## Exercise details
Examine the records and identify each line that includes the string "this". Copy those lines.

== Records shown ==

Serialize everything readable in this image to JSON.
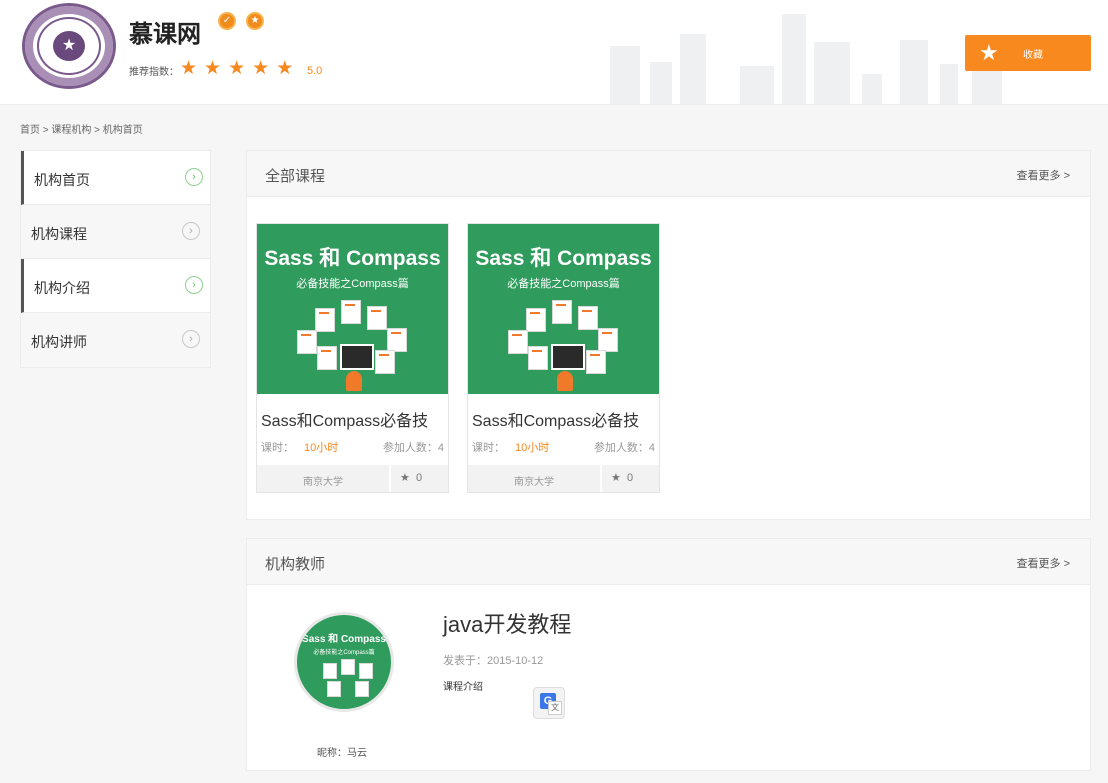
{
  "header": {
    "brand_name": "慕课网",
    "logo_text": "SIGNUM",
    "rating_label": "推荐指数：",
    "rating_value": "5.0",
    "rating_stars": 5,
    "favorite_label": "收藏"
  },
  "breadcrumb": "首页 > 课程机构 > 机构首页",
  "sidebar": {
    "items": [
      {
        "label": "机构首页"
      },
      {
        "label": "机构课程"
      },
      {
        "label": "机构介绍"
      },
      {
        "label": "机构讲师"
      }
    ]
  },
  "courses_panel": {
    "title": "全部课程",
    "more": "查看更多 >",
    "cards": [
      {
        "thumb_title": "Sass 和 Compass",
        "thumb_subtitle": "必备技能之Compass篇",
        "title": "Sass和Compass必备技",
        "hours_label": "课时：",
        "hours_value": "10小时",
        "learners": "参加人数：4",
        "school": "南京大学",
        "favorites": "0"
      },
      {
        "thumb_title": "Sass 和 Compass",
        "thumb_subtitle": "必备技能之Compass篇",
        "title": "Sass和Compass必备技",
        "hours_label": "课时：",
        "hours_value": "10小时",
        "learners": "参加人数：4",
        "school": "南京大学",
        "favorites": "0"
      }
    ]
  },
  "teachers_panel": {
    "title": "机构教师",
    "more": "查看更多 >",
    "avatar_title": "Sass 和 Compass",
    "avatar_subtitle": "必备技能之Compass篇",
    "nickname": "昵称：马云",
    "course_name": "java开发教程",
    "published": "发表于：2015-10-12",
    "intro_label": "课程介绍"
  },
  "colors": {
    "accent": "#f7891f",
    "course_green": "#2f9b5c"
  }
}
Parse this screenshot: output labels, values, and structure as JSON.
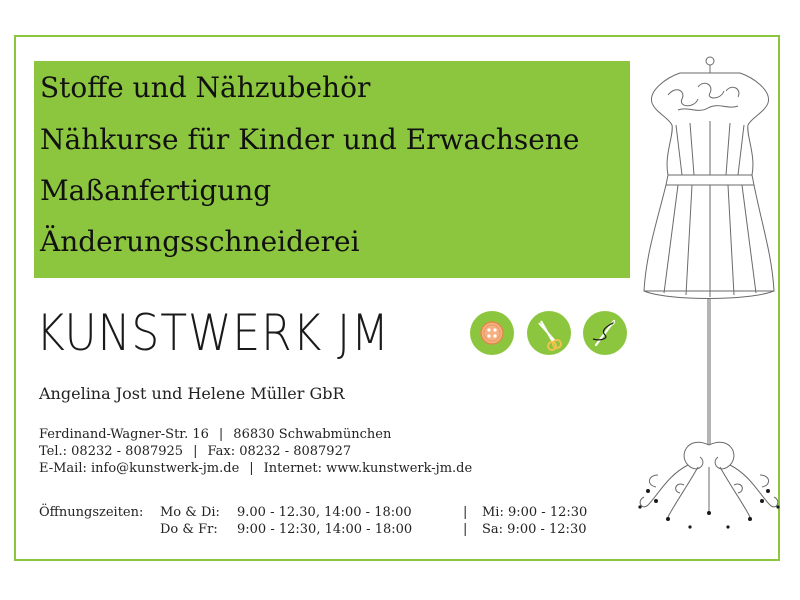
{
  "services": [
    "Stoffe und Nähzubehör",
    "Nähkurse für Kinder und Erwachsene",
    "Maßanfertigung",
    "Änderungsschneiderei"
  ],
  "brand": "KUNSTWERK JM",
  "icons": [
    "button-icon",
    "scissors-icon",
    "needle-thread-icon"
  ],
  "company": "Angelina Jost und Helene Müller GbR",
  "contact": {
    "street": "Ferdinand-Wagner-Str. 16",
    "city": "86830 Schwabmünchen",
    "tel": "Tel.: 08232 - 8087925",
    "fax": "Fax: 08232 - 8087927",
    "email": "E-Mail: info@kunstwerk-jm.de",
    "internet": "Internet: www.kunstwerk-jm.de",
    "separator": "|"
  },
  "hours": {
    "label": "Öffnungszeiten:",
    "row1_days": "Mo  &  Di:",
    "row1_times": "9.00 - 12.30, 14:00 - 18:00",
    "row1_extra": "Mi: 9:00 - 12:30",
    "row2_days": "Do  &  Fr:",
    "row2_times": "9:00 - 12:30, 14:00 - 18:00",
    "row2_extra": "Sa: 9:00 - 12:30"
  },
  "colors": {
    "accent": "#8cc63f",
    "text": "#222222"
  }
}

===

## Answer to the exercise
Serialize everything readable in this image to JSON.
Parse this screenshot: output labels, values, and structure as JSON.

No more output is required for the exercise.